[Exercise aim] All the data beneath this line is to be reproduced exactly.

[Records provided]
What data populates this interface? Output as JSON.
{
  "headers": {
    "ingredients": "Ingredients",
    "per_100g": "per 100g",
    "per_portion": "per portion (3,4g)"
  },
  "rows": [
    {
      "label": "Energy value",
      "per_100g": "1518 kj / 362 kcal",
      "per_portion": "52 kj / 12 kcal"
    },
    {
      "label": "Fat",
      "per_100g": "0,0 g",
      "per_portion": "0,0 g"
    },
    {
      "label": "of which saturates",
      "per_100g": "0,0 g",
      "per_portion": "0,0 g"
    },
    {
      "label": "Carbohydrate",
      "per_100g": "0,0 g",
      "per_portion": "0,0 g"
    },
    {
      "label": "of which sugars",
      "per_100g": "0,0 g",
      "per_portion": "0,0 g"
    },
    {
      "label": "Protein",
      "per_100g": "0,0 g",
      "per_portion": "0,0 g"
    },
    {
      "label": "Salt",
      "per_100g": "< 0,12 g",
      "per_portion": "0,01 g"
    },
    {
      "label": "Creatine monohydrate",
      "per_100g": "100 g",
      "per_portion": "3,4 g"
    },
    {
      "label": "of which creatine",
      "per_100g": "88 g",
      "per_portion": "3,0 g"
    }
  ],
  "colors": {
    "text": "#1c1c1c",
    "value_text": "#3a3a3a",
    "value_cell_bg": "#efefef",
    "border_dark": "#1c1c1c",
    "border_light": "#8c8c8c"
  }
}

[Worked solution]
What data populates this interface? Output as JSON.
{
  "headers": {
    "ingredients": "Ingredients",
    "per_100g": "per 100g",
    "per_portion": "per portion (3,4g)"
  },
  "rows": [
    {
      "label": "Energy value",
      "per_100g": "1518 kj / 362 kcal",
      "per_portion": "52 kj / 12 kcal"
    },
    {
      "label": "Fat",
      "per_100g": "0,0 g",
      "per_portion": "0,0 g"
    },
    {
      "label": "of which saturates",
      "per_100g": "0,0 g",
      "per_portion": "0,0 g"
    },
    {
      "label": "Carbohydrate",
      "per_100g": "0,0 g",
      "per_portion": "0,0 g"
    },
    {
      "label": "of which sugars",
      "per_100g": "0,0 g",
      "per_portion": "0,0 g"
    },
    {
      "label": "Protein",
      "per_100g": "0,0 g",
      "per_portion": "0,0 g"
    },
    {
      "label": "Salt",
      "per_100g": "< 0,12 g",
      "per_portion": "0,01 g"
    },
    {
      "label": "Creatine monohydrate",
      "per_100g": "100 g",
      "per_portion": "3,4 g"
    },
    {
      "label": "of which creatine",
      "per_100g": "88 g",
      "per_portion": "3,0 g"
    }
  ],
  "colors": {
    "text": "#1c1c1c",
    "value_text": "#3a3a3a",
    "value_cell_bg": "#efefef",
    "border_dark": "#1c1c1c",
    "border_light": "#8c8c8c"
  }
}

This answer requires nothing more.